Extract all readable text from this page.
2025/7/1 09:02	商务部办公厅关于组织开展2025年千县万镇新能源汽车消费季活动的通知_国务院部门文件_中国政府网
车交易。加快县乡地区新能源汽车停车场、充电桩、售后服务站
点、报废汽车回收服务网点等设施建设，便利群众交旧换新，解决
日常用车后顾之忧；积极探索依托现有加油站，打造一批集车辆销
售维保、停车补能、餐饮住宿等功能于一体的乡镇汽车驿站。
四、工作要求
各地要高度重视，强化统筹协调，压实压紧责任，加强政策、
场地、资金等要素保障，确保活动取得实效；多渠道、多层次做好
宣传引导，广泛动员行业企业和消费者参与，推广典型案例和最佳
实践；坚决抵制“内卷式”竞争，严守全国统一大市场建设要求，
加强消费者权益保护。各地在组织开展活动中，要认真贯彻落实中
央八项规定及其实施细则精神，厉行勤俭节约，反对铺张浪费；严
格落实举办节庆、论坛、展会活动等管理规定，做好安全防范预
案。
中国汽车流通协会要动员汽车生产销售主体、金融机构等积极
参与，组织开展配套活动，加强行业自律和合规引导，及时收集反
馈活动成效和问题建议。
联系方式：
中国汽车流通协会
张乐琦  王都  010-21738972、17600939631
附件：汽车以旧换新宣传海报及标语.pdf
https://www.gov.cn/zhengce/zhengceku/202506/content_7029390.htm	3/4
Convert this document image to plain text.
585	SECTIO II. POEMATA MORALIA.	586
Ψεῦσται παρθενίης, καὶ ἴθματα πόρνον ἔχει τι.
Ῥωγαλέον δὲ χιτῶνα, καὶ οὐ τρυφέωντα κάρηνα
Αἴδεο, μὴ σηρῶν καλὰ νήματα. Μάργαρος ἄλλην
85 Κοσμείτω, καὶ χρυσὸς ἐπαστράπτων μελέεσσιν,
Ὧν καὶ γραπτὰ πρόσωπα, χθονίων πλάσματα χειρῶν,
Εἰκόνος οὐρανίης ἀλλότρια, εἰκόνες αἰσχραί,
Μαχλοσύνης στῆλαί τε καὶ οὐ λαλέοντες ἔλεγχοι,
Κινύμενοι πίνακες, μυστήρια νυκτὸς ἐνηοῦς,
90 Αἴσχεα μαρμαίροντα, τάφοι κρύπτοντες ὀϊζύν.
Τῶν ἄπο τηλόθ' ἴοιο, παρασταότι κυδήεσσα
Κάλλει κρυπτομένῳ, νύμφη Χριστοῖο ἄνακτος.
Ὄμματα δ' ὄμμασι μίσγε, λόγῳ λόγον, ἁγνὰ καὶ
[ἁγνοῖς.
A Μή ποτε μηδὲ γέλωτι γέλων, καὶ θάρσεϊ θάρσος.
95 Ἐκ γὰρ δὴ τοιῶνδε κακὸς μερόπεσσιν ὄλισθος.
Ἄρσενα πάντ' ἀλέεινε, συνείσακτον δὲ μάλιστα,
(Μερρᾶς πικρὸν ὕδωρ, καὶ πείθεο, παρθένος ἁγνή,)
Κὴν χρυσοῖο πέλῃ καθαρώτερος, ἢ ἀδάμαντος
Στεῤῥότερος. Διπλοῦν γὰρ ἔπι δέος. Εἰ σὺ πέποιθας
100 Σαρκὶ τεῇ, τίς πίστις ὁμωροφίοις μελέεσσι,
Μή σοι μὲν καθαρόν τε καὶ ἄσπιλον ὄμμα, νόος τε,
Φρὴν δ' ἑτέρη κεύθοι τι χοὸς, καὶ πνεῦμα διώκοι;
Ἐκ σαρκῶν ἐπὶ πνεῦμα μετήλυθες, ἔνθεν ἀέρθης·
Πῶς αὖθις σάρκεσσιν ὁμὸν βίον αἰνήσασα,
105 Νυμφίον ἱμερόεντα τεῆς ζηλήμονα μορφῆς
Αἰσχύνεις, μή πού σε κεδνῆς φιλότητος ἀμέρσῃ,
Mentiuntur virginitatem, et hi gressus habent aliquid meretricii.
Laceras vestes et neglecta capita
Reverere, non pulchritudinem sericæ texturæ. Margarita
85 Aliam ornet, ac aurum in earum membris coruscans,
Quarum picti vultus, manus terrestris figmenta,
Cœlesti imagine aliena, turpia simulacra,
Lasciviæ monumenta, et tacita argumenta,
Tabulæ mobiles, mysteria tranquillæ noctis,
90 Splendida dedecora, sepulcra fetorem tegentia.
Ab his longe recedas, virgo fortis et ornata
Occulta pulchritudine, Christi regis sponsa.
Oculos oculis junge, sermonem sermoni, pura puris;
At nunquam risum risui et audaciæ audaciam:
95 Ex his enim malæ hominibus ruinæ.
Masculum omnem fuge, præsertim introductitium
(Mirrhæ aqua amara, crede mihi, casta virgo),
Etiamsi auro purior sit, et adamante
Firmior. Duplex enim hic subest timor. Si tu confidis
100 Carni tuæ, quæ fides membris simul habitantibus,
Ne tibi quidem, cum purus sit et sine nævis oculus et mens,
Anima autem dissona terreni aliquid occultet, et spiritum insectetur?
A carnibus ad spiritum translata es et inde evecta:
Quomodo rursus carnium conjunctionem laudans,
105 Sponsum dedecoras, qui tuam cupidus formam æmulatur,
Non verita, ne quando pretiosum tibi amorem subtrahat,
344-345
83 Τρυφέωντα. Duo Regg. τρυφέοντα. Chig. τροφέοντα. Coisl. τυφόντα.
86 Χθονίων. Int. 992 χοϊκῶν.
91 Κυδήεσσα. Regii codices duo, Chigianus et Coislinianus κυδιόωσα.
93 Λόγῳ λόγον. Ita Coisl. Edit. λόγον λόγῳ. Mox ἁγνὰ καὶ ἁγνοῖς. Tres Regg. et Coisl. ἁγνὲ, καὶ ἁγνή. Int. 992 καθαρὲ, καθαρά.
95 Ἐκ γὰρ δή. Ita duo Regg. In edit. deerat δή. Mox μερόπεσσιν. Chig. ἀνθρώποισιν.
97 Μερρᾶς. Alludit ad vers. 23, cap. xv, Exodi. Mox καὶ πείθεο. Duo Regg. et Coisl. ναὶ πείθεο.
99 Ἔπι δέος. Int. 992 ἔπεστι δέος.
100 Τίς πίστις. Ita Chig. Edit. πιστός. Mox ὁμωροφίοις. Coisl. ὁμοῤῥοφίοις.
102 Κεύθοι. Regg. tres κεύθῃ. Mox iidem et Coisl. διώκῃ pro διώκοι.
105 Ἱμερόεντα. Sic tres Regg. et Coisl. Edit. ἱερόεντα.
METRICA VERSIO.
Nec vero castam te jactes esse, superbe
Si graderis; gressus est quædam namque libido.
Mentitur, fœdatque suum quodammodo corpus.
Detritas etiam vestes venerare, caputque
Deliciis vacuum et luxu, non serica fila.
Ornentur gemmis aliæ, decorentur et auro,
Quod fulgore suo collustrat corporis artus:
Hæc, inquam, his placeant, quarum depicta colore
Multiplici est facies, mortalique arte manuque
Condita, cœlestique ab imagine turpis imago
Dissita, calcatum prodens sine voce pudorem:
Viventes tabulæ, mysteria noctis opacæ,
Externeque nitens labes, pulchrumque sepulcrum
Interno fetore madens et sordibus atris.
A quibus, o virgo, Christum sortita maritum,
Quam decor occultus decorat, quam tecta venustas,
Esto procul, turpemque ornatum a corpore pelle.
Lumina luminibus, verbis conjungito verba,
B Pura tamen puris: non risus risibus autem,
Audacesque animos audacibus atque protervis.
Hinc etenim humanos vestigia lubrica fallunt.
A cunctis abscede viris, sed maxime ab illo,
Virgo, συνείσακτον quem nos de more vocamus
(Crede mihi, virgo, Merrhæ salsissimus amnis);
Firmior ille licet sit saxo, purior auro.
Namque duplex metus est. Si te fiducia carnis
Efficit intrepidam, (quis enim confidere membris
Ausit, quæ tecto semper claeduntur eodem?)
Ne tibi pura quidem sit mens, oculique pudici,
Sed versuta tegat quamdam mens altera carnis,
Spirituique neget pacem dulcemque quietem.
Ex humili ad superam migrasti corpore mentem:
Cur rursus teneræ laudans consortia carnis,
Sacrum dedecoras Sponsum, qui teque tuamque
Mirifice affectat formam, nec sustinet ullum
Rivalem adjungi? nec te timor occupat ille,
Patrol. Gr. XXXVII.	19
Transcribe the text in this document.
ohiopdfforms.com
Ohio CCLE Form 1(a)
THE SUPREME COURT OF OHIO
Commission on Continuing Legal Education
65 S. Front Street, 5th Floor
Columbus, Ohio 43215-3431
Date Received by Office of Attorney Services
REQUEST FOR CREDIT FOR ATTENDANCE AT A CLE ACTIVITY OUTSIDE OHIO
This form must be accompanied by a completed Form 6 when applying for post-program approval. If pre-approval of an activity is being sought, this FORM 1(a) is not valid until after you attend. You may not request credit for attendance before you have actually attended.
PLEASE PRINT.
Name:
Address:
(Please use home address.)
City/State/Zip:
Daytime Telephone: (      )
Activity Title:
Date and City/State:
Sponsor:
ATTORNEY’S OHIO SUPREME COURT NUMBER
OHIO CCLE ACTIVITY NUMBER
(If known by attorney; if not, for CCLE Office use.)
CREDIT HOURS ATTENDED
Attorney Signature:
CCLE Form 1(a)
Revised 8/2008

^^^^^^^^^^^^^^^^

*The request*
Search the listing for the word "carnis". Copy every line in which it occurs.

*The solution*
Namque duplex metus est. Si te fiducia carnis
Sed versuta tegat quamdam mens altera carnis,
Cur rursus teneræ laudans consortia carnis,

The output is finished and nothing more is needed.